Collected data
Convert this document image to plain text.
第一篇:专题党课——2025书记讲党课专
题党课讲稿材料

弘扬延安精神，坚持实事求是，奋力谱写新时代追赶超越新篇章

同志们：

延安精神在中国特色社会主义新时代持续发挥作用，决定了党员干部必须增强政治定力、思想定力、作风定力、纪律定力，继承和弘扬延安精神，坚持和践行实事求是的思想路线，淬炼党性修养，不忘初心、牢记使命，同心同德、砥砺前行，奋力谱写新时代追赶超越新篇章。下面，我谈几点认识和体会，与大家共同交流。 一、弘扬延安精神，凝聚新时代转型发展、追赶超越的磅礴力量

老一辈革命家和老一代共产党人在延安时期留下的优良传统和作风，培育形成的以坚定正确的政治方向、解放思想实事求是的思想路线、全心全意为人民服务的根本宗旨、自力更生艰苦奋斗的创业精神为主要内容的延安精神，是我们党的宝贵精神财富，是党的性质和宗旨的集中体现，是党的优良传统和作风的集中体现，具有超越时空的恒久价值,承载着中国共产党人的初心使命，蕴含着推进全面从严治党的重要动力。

## Directive
Write out all records exactly, keeping every detail.

## Result below
Convert this document image to plain text.
第一篇:专题党课——2025书记讲党课专
题党课讲稿材料

弘扬延安精神，坚持实事求是，奋力谱写新时代追赶超越新篇章

同志们：

延安精神在中国特色社会主义新时代持续发挥作用，决定了党员干部必须增强政治定力、思想定力、作风定力、纪律定力，继承和弘扬延安精神，坚持和践行实事求是的思想路线，淬炼党性修养，不忘初心、牢记使命，同心同德、砥砺前行，奋力谱写新时代追赶超越新篇章。下面，我谈几点认识和体会，与大家共同交流。 一、弘扬延安精神，凝聚新时代转型发展、追赶超越的磅礴力量

老一辈革命家和老一代共产党人在延安时期留下的优良传统和作风，培育形成的以坚定正确的政治方向、解放思想实事求是的思想路线、全心全意为人民服务的根本宗旨、自力更生艰苦奋斗的创业精神为主要内容的延安精神，是我们党的宝贵精神财富，是党的性质和宗旨的集中体现，是党的优良传统和作风的集中体现，具有超越时空的恒久价值,承载着中国共产党人的初心使命，蕴含着推进全面从严治党的重要动力。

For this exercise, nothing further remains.